## Written instruction
Using the entries that follow, collect the lines where the word "различных" appears.
:: Dataset content
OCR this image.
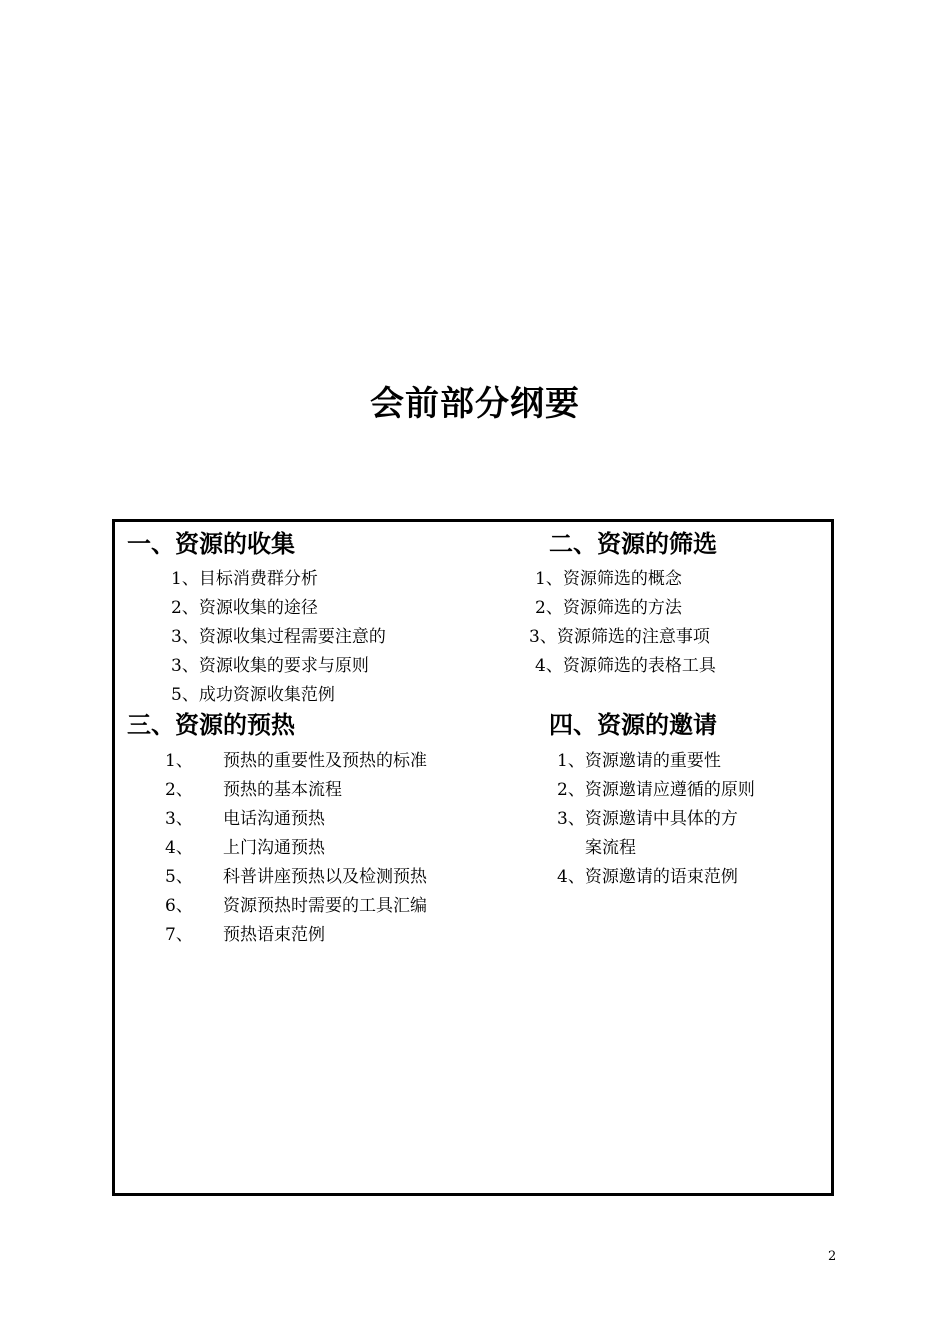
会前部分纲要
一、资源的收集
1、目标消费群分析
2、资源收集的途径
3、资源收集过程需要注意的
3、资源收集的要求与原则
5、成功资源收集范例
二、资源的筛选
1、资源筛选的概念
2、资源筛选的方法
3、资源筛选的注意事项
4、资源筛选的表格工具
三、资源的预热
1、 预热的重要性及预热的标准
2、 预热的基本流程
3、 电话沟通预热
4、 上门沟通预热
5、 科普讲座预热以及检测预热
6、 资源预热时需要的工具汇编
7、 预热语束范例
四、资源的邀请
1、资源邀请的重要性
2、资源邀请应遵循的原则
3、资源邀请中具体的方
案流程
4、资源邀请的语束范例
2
::::
:: Dataset content
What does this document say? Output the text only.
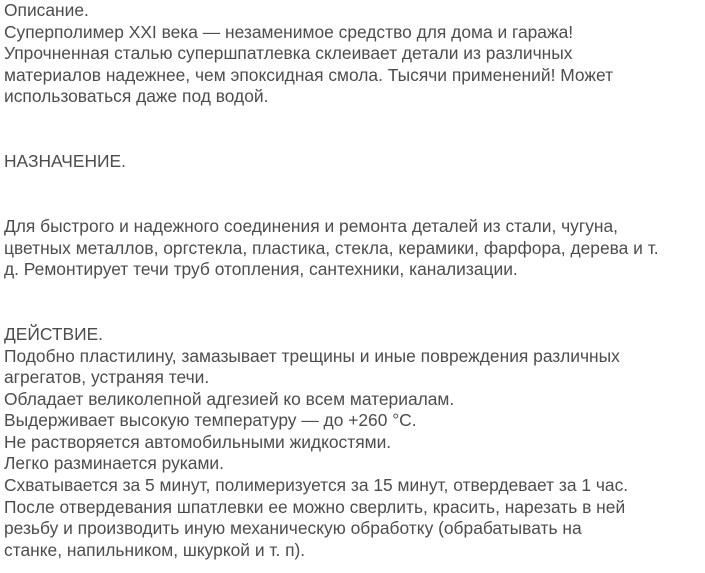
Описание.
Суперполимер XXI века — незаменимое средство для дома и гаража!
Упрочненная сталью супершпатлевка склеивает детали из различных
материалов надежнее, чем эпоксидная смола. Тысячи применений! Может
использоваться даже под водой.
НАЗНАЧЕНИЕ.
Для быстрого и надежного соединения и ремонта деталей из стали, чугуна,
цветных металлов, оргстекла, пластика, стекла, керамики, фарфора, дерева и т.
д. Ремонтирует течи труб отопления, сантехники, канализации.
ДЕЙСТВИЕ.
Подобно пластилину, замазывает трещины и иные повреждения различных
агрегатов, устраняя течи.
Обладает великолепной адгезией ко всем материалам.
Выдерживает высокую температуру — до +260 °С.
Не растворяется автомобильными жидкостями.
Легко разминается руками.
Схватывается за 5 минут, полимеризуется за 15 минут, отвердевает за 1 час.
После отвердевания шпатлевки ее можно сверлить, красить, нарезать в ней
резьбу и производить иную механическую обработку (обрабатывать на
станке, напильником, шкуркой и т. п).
::::
:: Dataset content
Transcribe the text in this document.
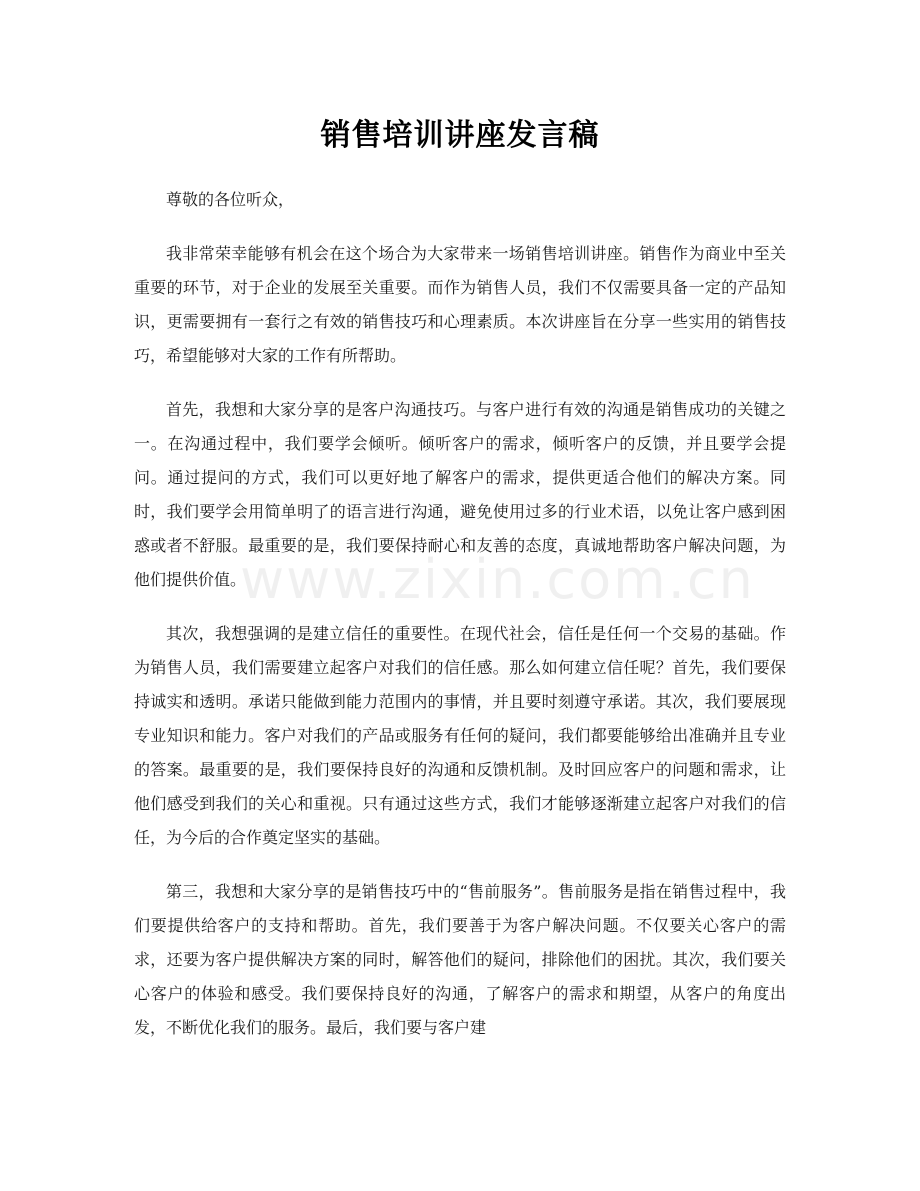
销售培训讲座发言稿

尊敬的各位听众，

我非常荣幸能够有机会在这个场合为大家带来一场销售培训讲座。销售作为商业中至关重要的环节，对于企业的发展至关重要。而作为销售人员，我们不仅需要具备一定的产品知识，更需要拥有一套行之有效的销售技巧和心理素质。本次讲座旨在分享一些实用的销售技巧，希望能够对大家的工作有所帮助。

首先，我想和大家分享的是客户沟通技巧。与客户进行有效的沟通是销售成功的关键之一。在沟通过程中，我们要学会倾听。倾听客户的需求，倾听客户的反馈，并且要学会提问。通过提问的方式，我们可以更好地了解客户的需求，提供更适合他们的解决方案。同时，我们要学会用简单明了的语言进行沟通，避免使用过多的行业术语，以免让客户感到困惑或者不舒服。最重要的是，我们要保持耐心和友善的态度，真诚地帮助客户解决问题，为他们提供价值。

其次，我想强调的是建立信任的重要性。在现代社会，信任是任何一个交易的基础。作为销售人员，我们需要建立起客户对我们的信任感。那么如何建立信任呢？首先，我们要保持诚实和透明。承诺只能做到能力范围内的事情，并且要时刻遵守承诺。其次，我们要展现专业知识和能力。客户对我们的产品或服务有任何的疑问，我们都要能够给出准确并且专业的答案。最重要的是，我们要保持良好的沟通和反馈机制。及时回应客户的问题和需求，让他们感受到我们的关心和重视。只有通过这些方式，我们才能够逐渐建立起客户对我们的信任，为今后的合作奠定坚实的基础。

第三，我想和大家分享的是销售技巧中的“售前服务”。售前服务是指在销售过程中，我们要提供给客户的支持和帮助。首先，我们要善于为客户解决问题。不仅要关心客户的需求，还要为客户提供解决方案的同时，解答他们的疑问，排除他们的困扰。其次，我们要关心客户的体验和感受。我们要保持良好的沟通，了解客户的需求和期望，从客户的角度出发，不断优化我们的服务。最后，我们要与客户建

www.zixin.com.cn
::::
## Final answer
Упрочненная сталью супершпатлевка склеивает детали из различных
Подобно пластилину, замазывает трещины и иные повреждения различных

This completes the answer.